▶ **WHAT IS REQUIRED**
Your task is to copy the listing exactly, with the pictures left out.

Figure dataset records:

** Begin **

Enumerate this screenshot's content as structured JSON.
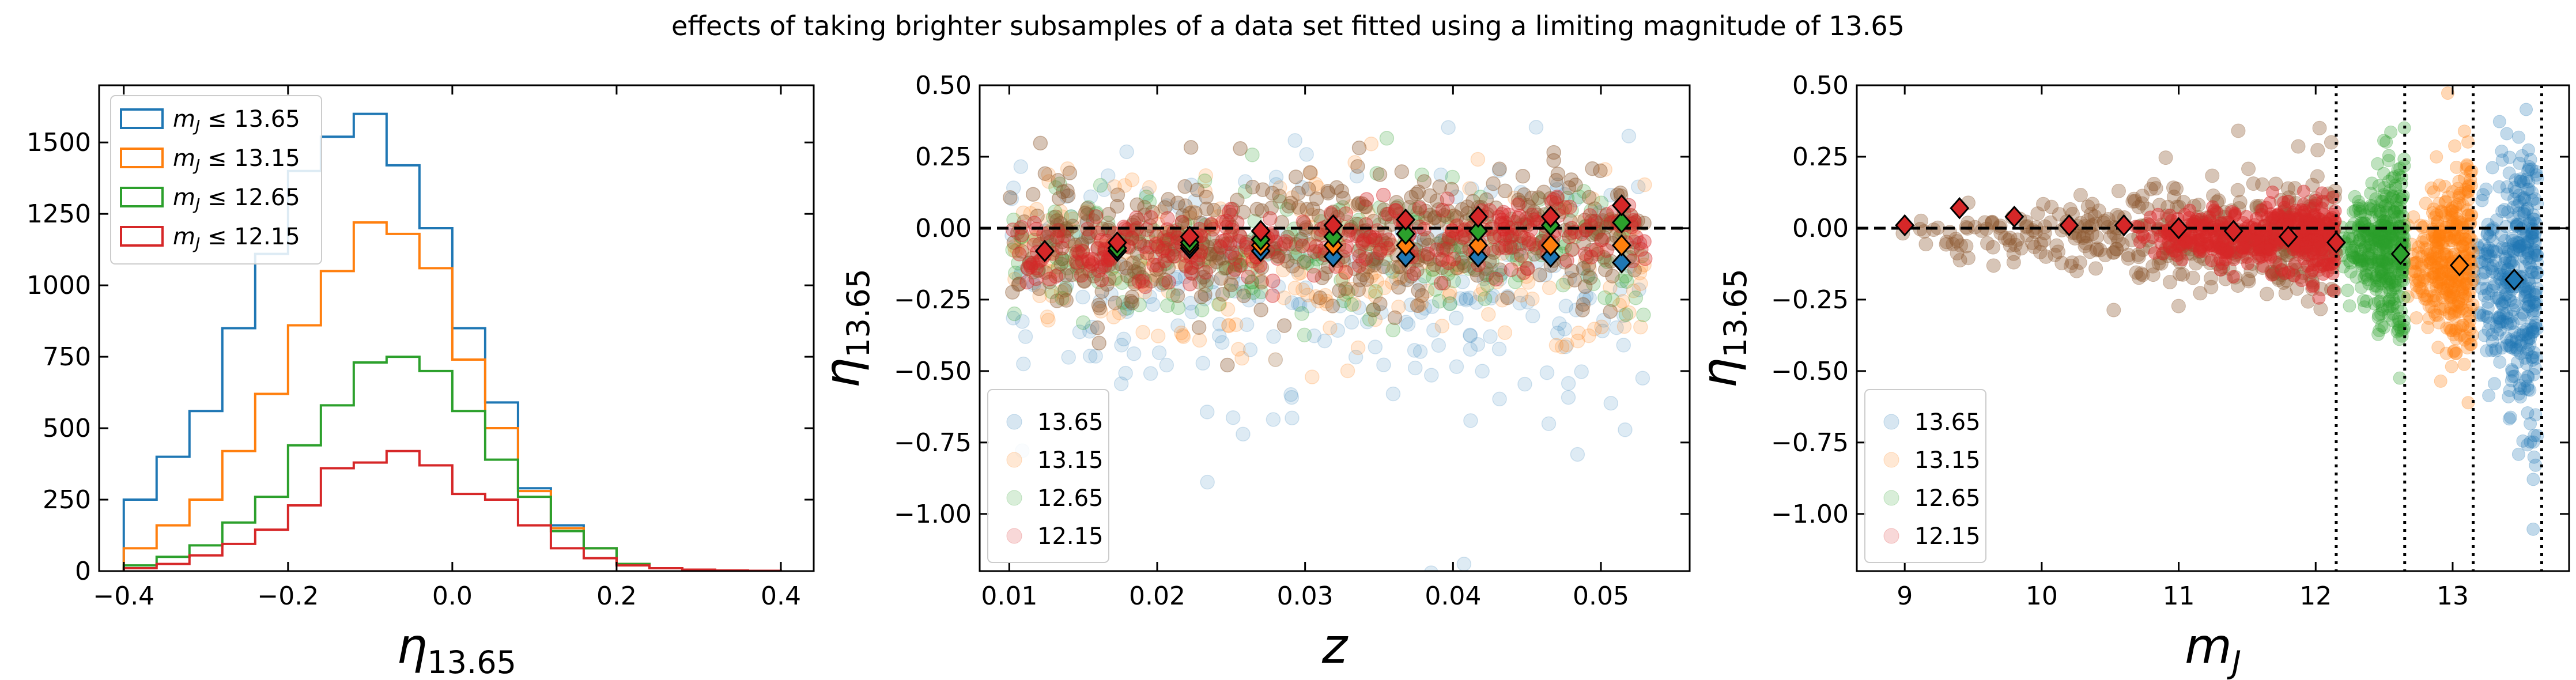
{
  "suptitle": "effects of taking brighter subsamples of a data set fitted using a limiting magnitude of 13.65",
  "colors": {
    "13.65": "#1f77b4",
    "13.15": "#ff7f0e",
    "12.65": "#2ca02c",
    "12.15": "#d62728",
    "brown": "#8c5a32"
  },
  "chart_data": [
    {
      "type": "histogram",
      "xlabel": "η13.65",
      "ylabel": "",
      "xlim": [
        -0.43,
        0.44
      ],
      "ylim": [
        0,
        1700
      ],
      "xticks": [
        "−0.4",
        "−0.2",
        "0.0",
        "0.2",
        "0.4"
      ],
      "yticks": [
        "0",
        "250",
        "500",
        "750",
        "1000",
        "1250",
        "1500"
      ],
      "legend_position": "upper-left",
      "bin_edges": [
        -0.4,
        -0.36,
        -0.32,
        -0.28,
        -0.24,
        -0.2,
        -0.16,
        -0.12,
        -0.08,
        -0.04,
        0.0,
        0.04,
        0.08,
        0.12,
        0.16,
        0.2,
        0.24,
        0.28,
        0.32,
        0.36,
        0.4
      ],
      "series": [
        {
          "name": "m_J ≤ 13.65",
          "color": "#1f77b4",
          "values": [
            250,
            400,
            560,
            850,
            1110,
            1400,
            1520,
            1600,
            1420,
            1200,
            850,
            590,
            290,
            160,
            80,
            25,
            10,
            5,
            2,
            1
          ]
        },
        {
          "name": "m_J ≤ 13.15",
          "color": "#ff7f0e",
          "values": [
            80,
            160,
            250,
            420,
            620,
            860,
            1050,
            1220,
            1180,
            1060,
            740,
            500,
            280,
            150,
            80,
            25,
            10,
            5,
            2,
            1
          ]
        },
        {
          "name": "m_J ≤ 12.65",
          "color": "#2ca02c",
          "values": [
            20,
            50,
            90,
            170,
            260,
            440,
            580,
            730,
            750,
            700,
            560,
            390,
            260,
            140,
            80,
            25,
            10,
            5,
            2,
            1
          ]
        },
        {
          "name": "m_J ≤ 12.15",
          "color": "#d62728",
          "values": [
            10,
            25,
            55,
            95,
            145,
            230,
            360,
            380,
            420,
            370,
            270,
            250,
            160,
            80,
            45,
            20,
            10,
            5,
            2,
            1
          ]
        }
      ]
    },
    {
      "type": "scatter",
      "xlabel": "z",
      "ylabel": "η13.65",
      "xlim": [
        0.008,
        0.056
      ],
      "ylim": [
        -1.2,
        0.5
      ],
      "xticks": [
        "0.01",
        "0.02",
        "0.03",
        "0.04",
        "0.05"
      ],
      "yticks": [
        "0.50",
        "0.25",
        "0.00",
        "−0.25",
        "−0.50",
        "−0.75",
        "−1.00"
      ],
      "reference_line_y": 0.0,
      "legend_position": "lower-left",
      "legend": [
        "13.65",
        "13.15",
        "12.65",
        "12.15"
      ],
      "bins_x": [
        0.0124,
        0.0173,
        0.0222,
        0.027,
        0.0319,
        0.0368,
        0.0417,
        0.0466,
        0.0514
      ],
      "series": [
        {
          "name": "13.65",
          "color": "#1f77b4",
          "medians": [
            -0.08,
            -0.08,
            -0.07,
            -0.08,
            -0.1,
            -0.1,
            -0.1,
            -0.1,
            -0.12
          ]
        },
        {
          "name": "13.15",
          "color": "#ff7f0e",
          "medians": [
            -0.08,
            -0.07,
            -0.06,
            -0.06,
            -0.06,
            -0.06,
            -0.06,
            -0.06,
            -0.06
          ]
        },
        {
          "name": "12.65",
          "color": "#2ca02c",
          "medians": [
            -0.08,
            -0.07,
            -0.05,
            -0.04,
            -0.03,
            -0.02,
            -0.01,
            0.01,
            0.02
          ]
        },
        {
          "name": "12.15",
          "color": "#d62728",
          "medians": [
            -0.08,
            -0.05,
            -0.03,
            -0.01,
            0.01,
            0.03,
            0.04,
            0.04,
            0.08
          ]
        }
      ]
    },
    {
      "type": "scatter",
      "xlabel": "mJ",
      "ylabel": "η13.65",
      "xlim": [
        8.65,
        13.85
      ],
      "ylim": [
        -1.2,
        0.5
      ],
      "xticks": [
        "9",
        "10",
        "11",
        "12",
        "13"
      ],
      "yticks": [
        "0.50",
        "0.25",
        "0.00",
        "−0.25",
        "−0.50",
        "−0.75",
        "−1.00"
      ],
      "reference_line_y": 0.0,
      "vertical_lines_x": [
        12.15,
        12.65,
        13.15,
        13.65
      ],
      "legend_position": "lower-left",
      "legend": [
        "13.65",
        "13.15",
        "12.65",
        "12.15"
      ],
      "median_x": [
        9.0,
        9.4,
        9.8,
        10.2,
        10.6,
        11.0,
        11.4,
        11.8,
        12.15,
        12.62,
        13.05,
        13.45
      ],
      "median_y": [
        0.01,
        0.07,
        0.04,
        0.01,
        0.01,
        0.0,
        -0.01,
        -0.03,
        -0.05,
        -0.09,
        -0.13,
        -0.18
      ],
      "median_colors": [
        "#d62728",
        "#d62728",
        "#d62728",
        "#d62728",
        "#d62728",
        "#d62728",
        "#d62728",
        "#d62728",
        "#d62728",
        "#2ca02c",
        "#ff7f0e",
        "#1f77b4"
      ]
    }
  ]
}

** End **

▶ **THE SOLUTION**
Enumerate this screenshot's content as structured JSON.
{
  "suptitle": "effects of taking brighter subsamples of a data set fitted using a limiting magnitude of 13.65",
  "colors": {
    "13.65": "#1f77b4",
    "13.15": "#ff7f0e",
    "12.65": "#2ca02c",
    "12.15": "#d62728",
    "brown": "#8c5a32"
  },
  "chart_data": [
    {
      "type": "histogram",
      "xlabel": "η13.65",
      "ylabel": "",
      "xlim": [
        -0.43,
        0.44
      ],
      "ylim": [
        0,
        1700
      ],
      "xticks": [
        "−0.4",
        "−0.2",
        "0.0",
        "0.2",
        "0.4"
      ],
      "yticks": [
        "0",
        "250",
        "500",
        "750",
        "1000",
        "1250",
        "1500"
      ],
      "legend_position": "upper-left",
      "bin_edges": [
        -0.4,
        -0.36,
        -0.32,
        -0.28,
        -0.24,
        -0.2,
        -0.16,
        -0.12,
        -0.08,
        -0.04,
        0.0,
        0.04,
        0.08,
        0.12,
        0.16,
        0.2,
        0.24,
        0.28,
        0.32,
        0.36,
        0.4
      ],
      "series": [
        {
          "name": "m_J ≤ 13.65",
          "color": "#1f77b4",
          "values": [
            250,
            400,
            560,
            850,
            1110,
            1400,
            1520,
            1600,
            1420,
            1200,
            850,
            590,
            290,
            160,
            80,
            25,
            10,
            5,
            2,
            1
          ]
        },
        {
          "name": "m_J ≤ 13.15",
          "color": "#ff7f0e",
          "values": [
            80,
            160,
            250,
            420,
            620,
            860,
            1050,
            1220,
            1180,
            1060,
            740,
            500,
            280,
            150,
            80,
            25,
            10,
            5,
            2,
            1
          ]
        },
        {
          "name": "m_J ≤ 12.65",
          "color": "#2ca02c",
          "values": [
            20,
            50,
            90,
            170,
            260,
            440,
            580,
            730,
            750,
            700,
            560,
            390,
            260,
            140,
            80,
            25,
            10,
            5,
            2,
            1
          ]
        },
        {
          "name": "m_J ≤ 12.15",
          "color": "#d62728",
          "values": [
            10,
            25,
            55,
            95,
            145,
            230,
            360,
            380,
            420,
            370,
            270,
            250,
            160,
            80,
            45,
            20,
            10,
            5,
            2,
            1
          ]
        }
      ]
    },
    {
      "type": "scatter",
      "xlabel": "z",
      "ylabel": "η13.65",
      "xlim": [
        0.008,
        0.056
      ],
      "ylim": [
        -1.2,
        0.5
      ],
      "xticks": [
        "0.01",
        "0.02",
        "0.03",
        "0.04",
        "0.05"
      ],
      "yticks": [
        "0.50",
        "0.25",
        "0.00",
        "−0.25",
        "−0.50",
        "−0.75",
        "−1.00"
      ],
      "reference_line_y": 0.0,
      "legend_position": "lower-left",
      "legend": [
        "13.65",
        "13.15",
        "12.65",
        "12.15"
      ],
      "bins_x": [
        0.0124,
        0.0173,
        0.0222,
        0.027,
        0.0319,
        0.0368,
        0.0417,
        0.0466,
        0.0514
      ],
      "series": [
        {
          "name": "13.65",
          "color": "#1f77b4",
          "medians": [
            -0.08,
            -0.08,
            -0.07,
            -0.08,
            -0.1,
            -0.1,
            -0.1,
            -0.1,
            -0.12
          ]
        },
        {
          "name": "13.15",
          "color": "#ff7f0e",
          "medians": [
            -0.08,
            -0.07,
            -0.06,
            -0.06,
            -0.06,
            -0.06,
            -0.06,
            -0.06,
            -0.06
          ]
        },
        {
          "name": "12.65",
          "color": "#2ca02c",
          "medians": [
            -0.08,
            -0.07,
            -0.05,
            -0.04,
            -0.03,
            -0.02,
            -0.01,
            0.01,
            0.02
          ]
        },
        {
          "name": "12.15",
          "color": "#d62728",
          "medians": [
            -0.08,
            -0.05,
            -0.03,
            -0.01,
            0.01,
            0.03,
            0.04,
            0.04,
            0.08
          ]
        }
      ]
    },
    {
      "type": "scatter",
      "xlabel": "mJ",
      "ylabel": "η13.65",
      "xlim": [
        8.65,
        13.85
      ],
      "ylim": [
        -1.2,
        0.5
      ],
      "xticks": [
        "9",
        "10",
        "11",
        "12",
        "13"
      ],
      "yticks": [
        "0.50",
        "0.25",
        "0.00",
        "−0.25",
        "−0.50",
        "−0.75",
        "−1.00"
      ],
      "reference_line_y": 0.0,
      "vertical_lines_x": [
        12.15,
        12.65,
        13.15,
        13.65
      ],
      "legend_position": "lower-left",
      "legend": [
        "13.65",
        "13.15",
        "12.65",
        "12.15"
      ],
      "median_x": [
        9.0,
        9.4,
        9.8,
        10.2,
        10.6,
        11.0,
        11.4,
        11.8,
        12.15,
        12.62,
        13.05,
        13.45
      ],
      "median_y": [
        0.01,
        0.07,
        0.04,
        0.01,
        0.01,
        0.0,
        -0.01,
        -0.03,
        -0.05,
        -0.09,
        -0.13,
        -0.18
      ],
      "median_colors": [
        "#d62728",
        "#d62728",
        "#d62728",
        "#d62728",
        "#d62728",
        "#d62728",
        "#d62728",
        "#d62728",
        "#d62728",
        "#2ca02c",
        "#ff7f0e",
        "#1f77b4"
      ]
    }
  ]
}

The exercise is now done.